Copy out all lines with the word "nach" in them.

# START OF Source records

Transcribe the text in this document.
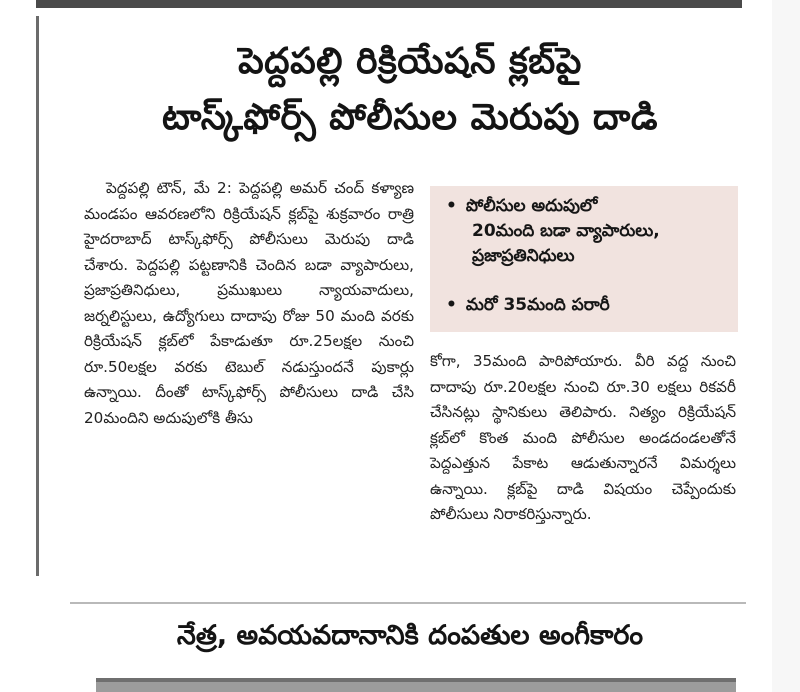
పెద్దపల్లి రిక్రియేషన్ క్లబ్‌పై
టాస్క్‌ఫోర్స్ పోలీసుల మెరుపు దాడి

పెద్దపల్లి టౌన్, మే 2: పెద్దపల్లి అమర్ చంద్ కళ్యాణ మండపం ఆవరణలోని రిక్రియేషన్ క్లబ్‌పై శుక్రవారం రాత్రి హైదరాబాద్ టాస్క్‌ఫోర్స్ పోలీసులు మెరుపు దాడి చేశారు. పెద్దపల్లి పట్టణానికి చెందిన బడా వ్యాపారులు, ప్రజాప్రతినిధులు, ప్రముఖులు న్యాయవాదులు, జర్నలిస్టులు, ఉద్యోగులు దాదాపు రోజు 50 మంది వరకు రిక్రియేషన్ క్లబ్‌లో పేకాడుతూ రూ.25లక్షల నుంచి రూ.50లక్షల వరకు టెబుల్ నడుస్తుందనే పుకార్లు ఉన్నాయి. దీంతో టాస్క్‌ఫోర్స్ పోలీసులు దాడి చేసి 20మందిని అదుపులోకి తీసు

• పోలీసుల అదుపులో
20మంది బడా వ్యాపారులు,
ప్రజాప్రతినిధులు
• మరో 35మంది పరారీ

కోగా, 35మంది పారిపోయారు. వీరి వద్ద నుంచి దాదాపు రూ.20లక్షల నుంచి రూ.30 లక్షలు రికవరీ చేసినట్లు స్థానికులు తెలిపారు. నిత్యం రిక్రియేషన్ క్లబ్‌లో కొంత మంది పోలీసుల అండదండలతోనే పెద్దఎత్తున పేకాట ఆడుతున్నారనే విమర్శలు ఉన్నాయి. క్లబ్‌పై దాడి విషయం చెప్పేందుకు పోలీసులు నిరాకరిస్తున్నారు.

నేత్ర, అవయవదానానికి దంపతుల అంగీకారం
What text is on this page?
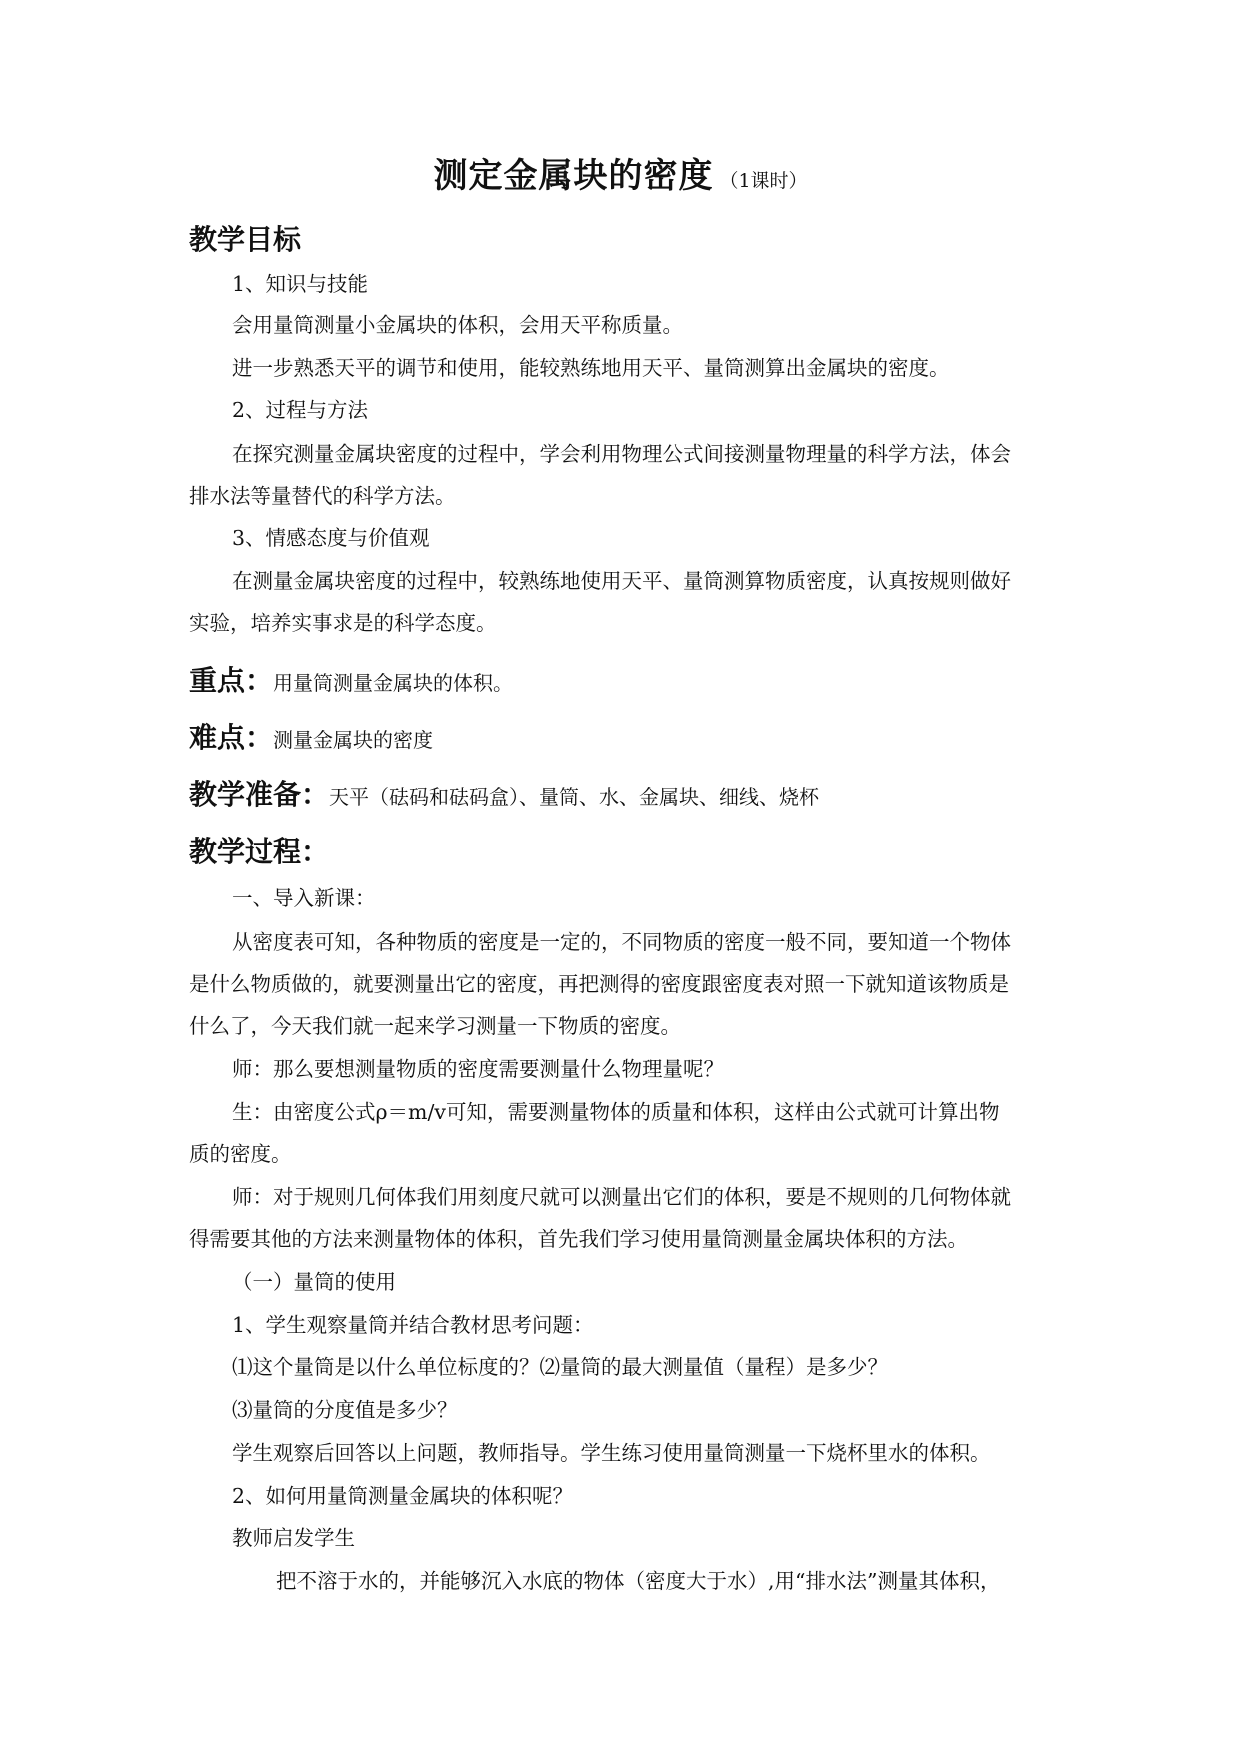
测定金属块的密度 （1课时）
教学目标
1、知识与技能
会用量筒测量小金属块的体积，会用天平称质量。
进一步熟悉天平的调节和使用，能较熟练地用天平、量筒测算出金属块的密度。
2、过程与方法
在探究测量金属块密度的过程中，学会利用物理公式间接测量物理量的科学方法，体会
排水法等量替代的科学方法。
3、情感态度与价值观
在测量金属块密度的过程中，较熟练地使用天平、量筒测算物质密度，认真按规则做好
实验，培养实事求是的科学态度。
重点：用量筒测量金属块的体积。
难点：测量金属块的密度
教学准备：天平（砝码和砝码盒）、量筒、水、金属块、细线、烧杯
教学过程：
一、导入新课：
从密度表可知，各种物质的密度是一定的，不同物质的密度一般不同，要知道一个物体
是什么物质做的，就要测量出它的密度，再把测得的密度跟密度表对照一下就知道该物质是
什么了，今天我们就一起来学习测量一下物质的密度。
师：那么要想测量物质的密度需要测量什么物理量呢？
生：由密度公式ρ＝m/v可知，需要测量物体的质量和体积，这样由公式就可计算出物
质的密度。
师：对于规则几何体我们用刻度尺就可以测量出它们的体积，要是不规则的几何物体就
得需要其他的方法来测量物体的体积，首先我们学习使用量筒测量金属块体积的方法。
（一）量筒的使用
1、学生观察量筒并结合教材思考问题：
⑴这个量筒是以什么单位标度的？⑵量筒的最大测量值（量程）是多少？
⑶量筒的分度值是多少？
学生观察后回答以上问题，教师指导。学生练习使用量筒测量一下烧杯里水的体积。
2、如何用量筒测量金属块的体积呢？
教师启发学生
把不溶于水的，并能够沉入水底的物体（密度大于水）,用“排水法”测量其体积，
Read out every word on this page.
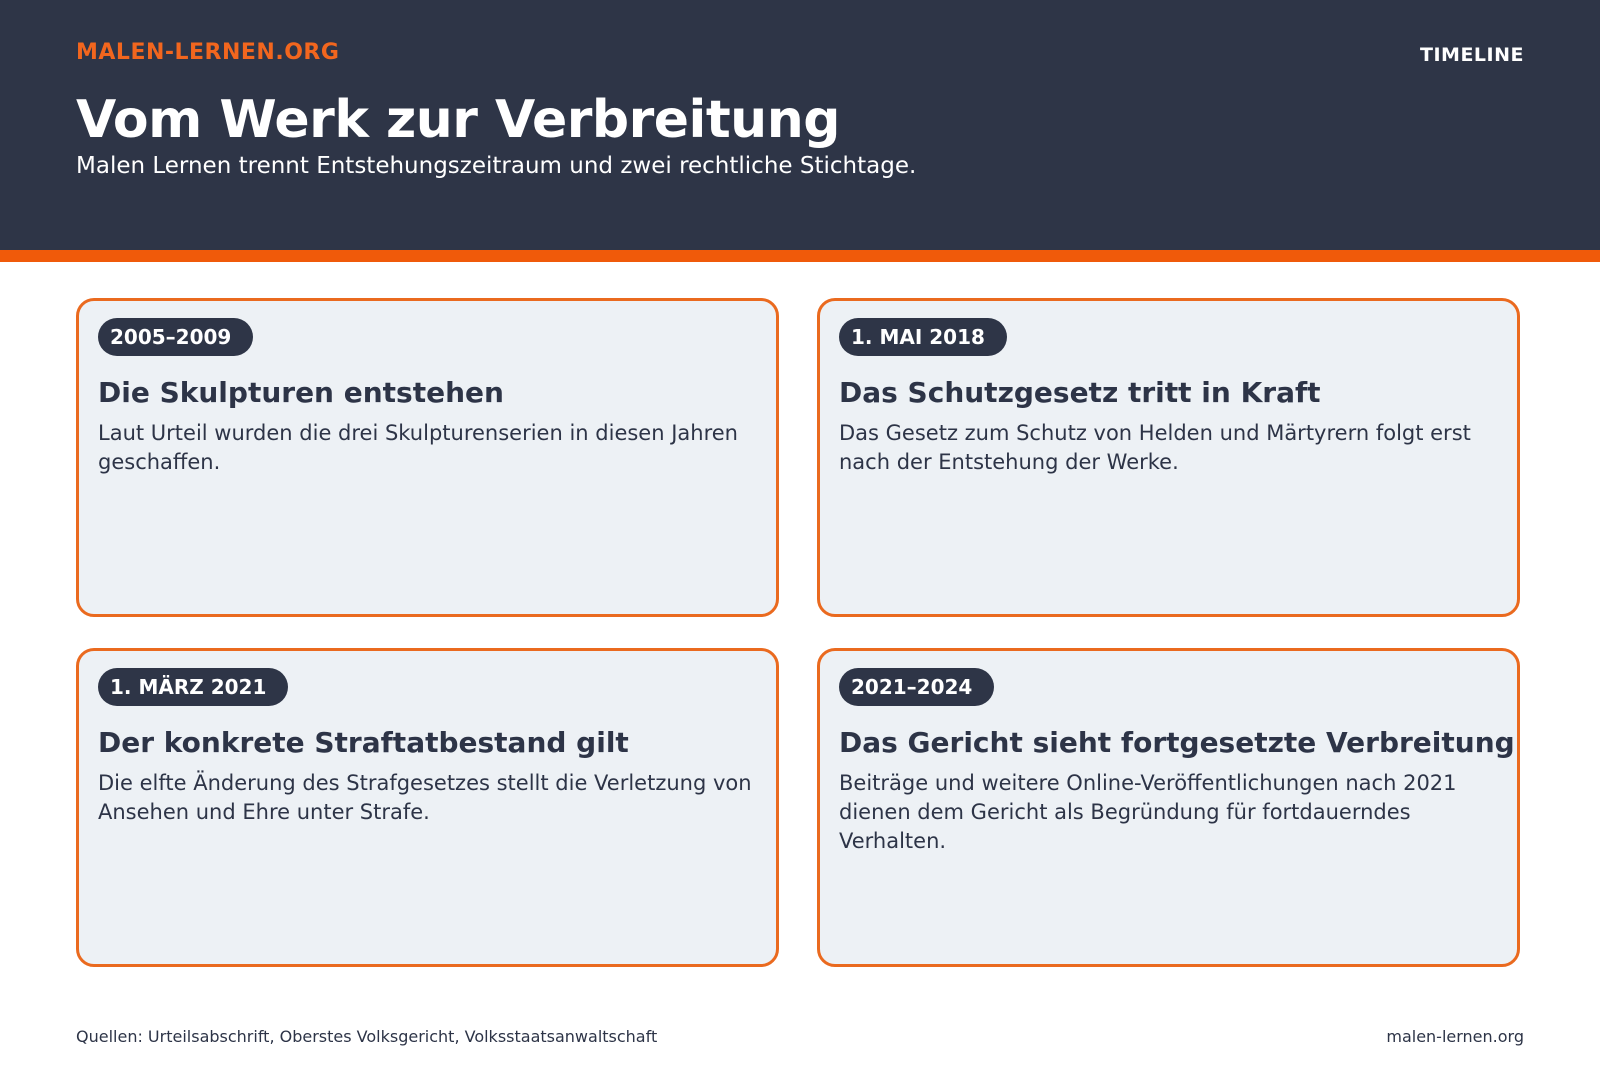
MALEN-LERNEN.ORG	TIMELINE
Vom Werk zur Verbreitung
Malen Lernen trennt Entstehungszeitraum und zwei rechtliche Stichtage.
2005–2009
Die Skulpturen entstehen
Laut Urteil wurden die drei Skulpturenserien in diesen Jahren geschaffen.
1. MAI 2018
Das Schutzgesetz tritt in Kraft
Das Gesetz zum Schutz von Helden und Märtyrern folgt erst nach der Entstehung der Werke.
1. MÄRZ 2021
Der konkrete Straftatbestand gilt
Die elfte Änderung des Strafgesetzes stellt die Verletzung von Ansehen und Ehre unter Strafe.
2021–2024
Das Gericht sieht fortgesetzte Verbreitung
Beiträge und weitere Online-Veröffentlichungen nach 2021 dienen dem Gericht als Begründung für fortdauerndes Verhalten.
Quellen: Urteilsabschrift, Oberstes Volksgericht, Volksstaatsanwaltschaft	malen-lernen.org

# END OF Source records

**Full response**
Das Gesetz zum Schutz von Helden und Märtyrern folgt erst nach der Entstehung der Werke.
Beiträge und weitere Online-Veröffentlichungen nach 2021 dienen dem Gericht als Begründung für fortdauerndes Verhalten.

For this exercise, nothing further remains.